## Rows
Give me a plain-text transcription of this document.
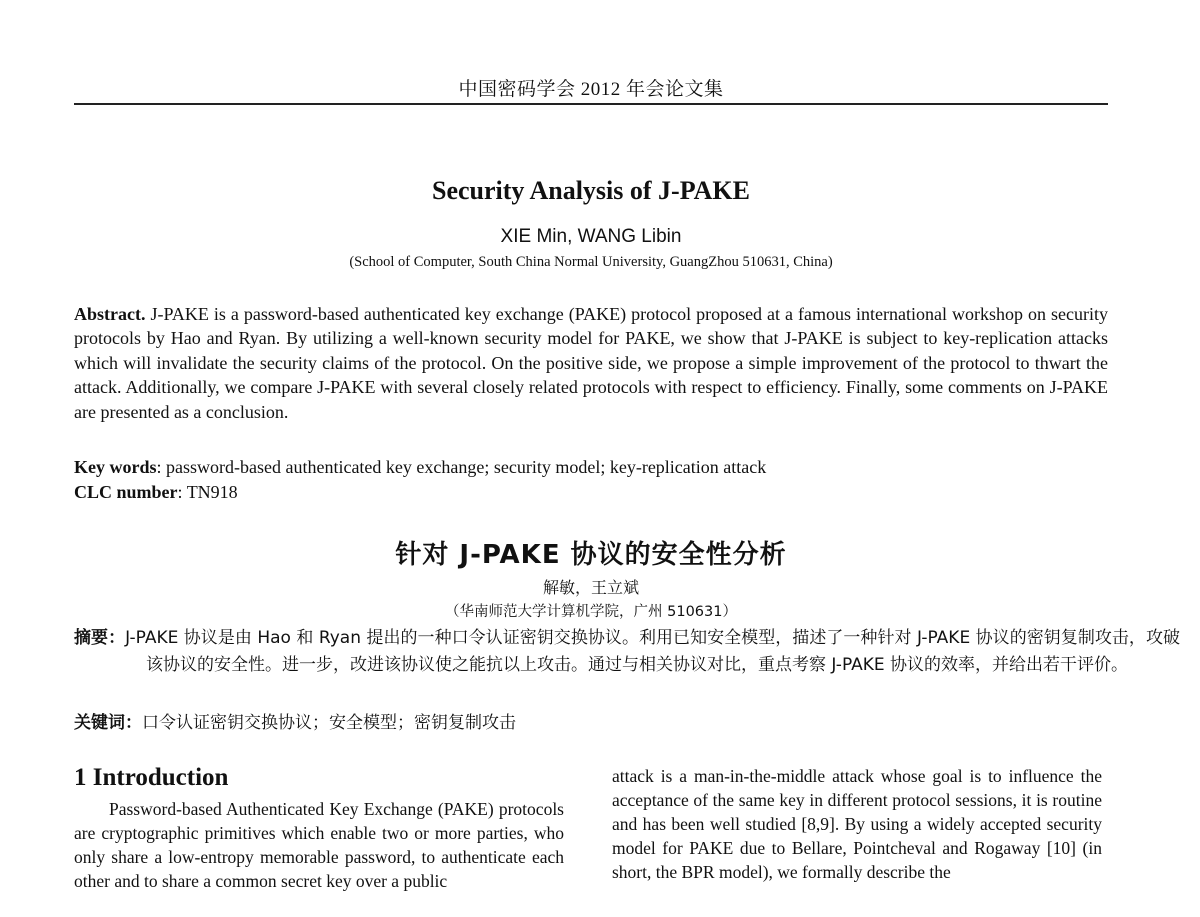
中国密码学会 2012 年会论文集
Security Analysis of J-PAKE
XIE Min, WANG Libin
(School of Computer, South China Normal University, GuangZhou 510631, China)

Abstract. J-PAKE is a password-based authenticated key exchange (PAKE) protocol proposed at a famous international workshop on security protocols by Hao and Ryan. By utilizing a well-known security model for PAKE, we show that J-PAKE is subject to key-replication attacks which will invalidate the security claims of the protocol. On the positive side, we propose a simple improvement of the protocol to thwart the attack. Additionally, we compare J-PAKE with several closely related protocols with respect to efficiency. Finally, some comments on J-PAKE are presented as a conclusion.

Key words: password-based authenticated key exchange; security model; key-replication attack

CLC number: TN918

针对 J-PAKE 协议的安全性分析
解敏，王立斌
（华南师范大学计算机学院，广州 510631）

摘要：J-PAKE 协议是由 Hao 和 Ryan 提出的一种口令认证密钥交换协议。利用已知安全模型，描述了一种针对 J-PAKE 协议的密钥复制攻击，攻破该协议的安全性。进一步，改进该协议使之能抗以上攻击。通过与相关协议对比，重点考察 J-PAKE 协议的效率，并给出若干评价。

关键词：口令认证密钥交换协议；安全模型；密钥复制攻击

1 Introduction

Password-based Authenticated Key Exchange (PAKE) protocols are cryptographic primitives which enable two or more parties, who only share a low-entropy memorable password, to authenticate each other and to share a common secret key over a public

attack is a man-in-the-middle attack whose goal is to influence the acceptance of the same key in different protocol sessions, it is routine and has been well studied [8,9]. By using a widely accepted security model for PAKE due to Bellare, Pointcheval and Rogaway [10] (in short, the BPR model), we formally describe the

## Exercise description
In the entries above, find every line with the word "protocols" and list it.

## Reply
Abstract. J-PAKE is a password-based authenticated key exchange (PAKE) protocol proposed at a famous international workshop on security protocols by Hao and Ryan. By utilizing a well-known security model for PAKE, we show that J-PAKE is subject to key-replication attacks which will invalidate the security claims of the protocol. On the positive side, we propose a simple improvement of the protocol to thwart the attack. Additionally, we compare J-PAKE with several closely related protocols with respect to efficiency. Finally, some comments on J-PAKE are presented as a conclusion.
Password-based Authenticated Key Exchange (PAKE) protocols are cryptographic primitives which enable two or more parties, who only share a low-entropy memorable password, to authenticate each other and to share a common secret key over a public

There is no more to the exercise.